*Exercise task*
Leave out the images; return the rest of the data exactly.

*Material for this exercise*
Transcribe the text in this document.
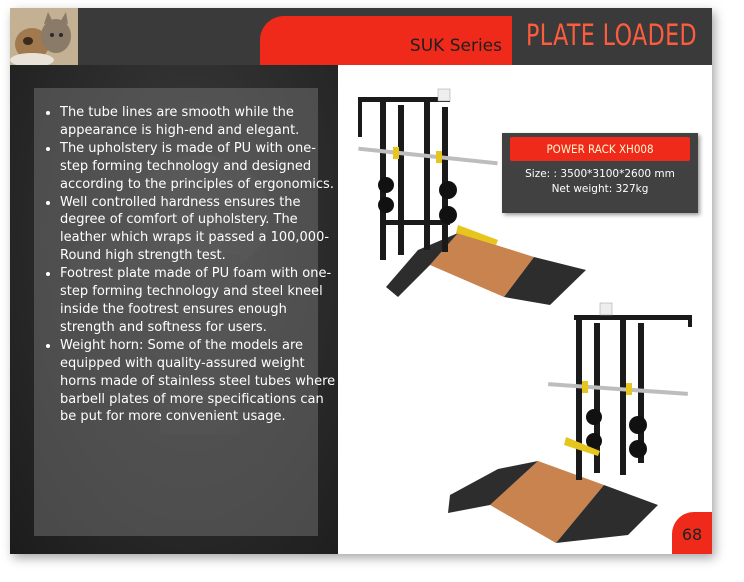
SUK Series PLATE LOADED
• The tube lines are smooth while the appearance is high-end and elegant.
• The upholstery is made of PU with one-step forming technology and designed according to the principles of ergonomics.
• Well controlled hardness ensures the degree of comfort of upholstery. The leather which wraps it passed a 100,000-Round high strength test.
• Footrest plate made of PU foam with one-step forming technology and steel kneel inside the footrest ensures enough strength and softness for users.
• Weight horn: Some of the models are equipped with quality-assured weight horns made of stainless steel tubes where barbell plates of more specifications can be put for more convenient usage.
POWER RACK XH008
Size: : 3500*3100*2600 mm
Net weight: 327kg
68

*Task solution*
Transcribe the text in this document.
SUK Series PLATE LOADED
• The tube lines are smooth while the appearance is high-end and elegant.
• The upholstery is made of PU with one-step forming technology and designed according to the principles of ergonomics.
• Well controlled hardness ensures the degree of comfort of upholstery. The leather which wraps it passed a 100,000-Round high strength test.
• Footrest plate made of PU foam with one-step forming technology and steel kneel inside the footrest ensures enough strength and softness for users.
• Weight horn: Some of the models are equipped with quality-assured weight horns made of stainless steel tubes where barbell plates of more specifications can be put for more convenient usage.
POWER RACK XH008
Size: : 3500*3100*2600 mm
Net weight: 327kg
68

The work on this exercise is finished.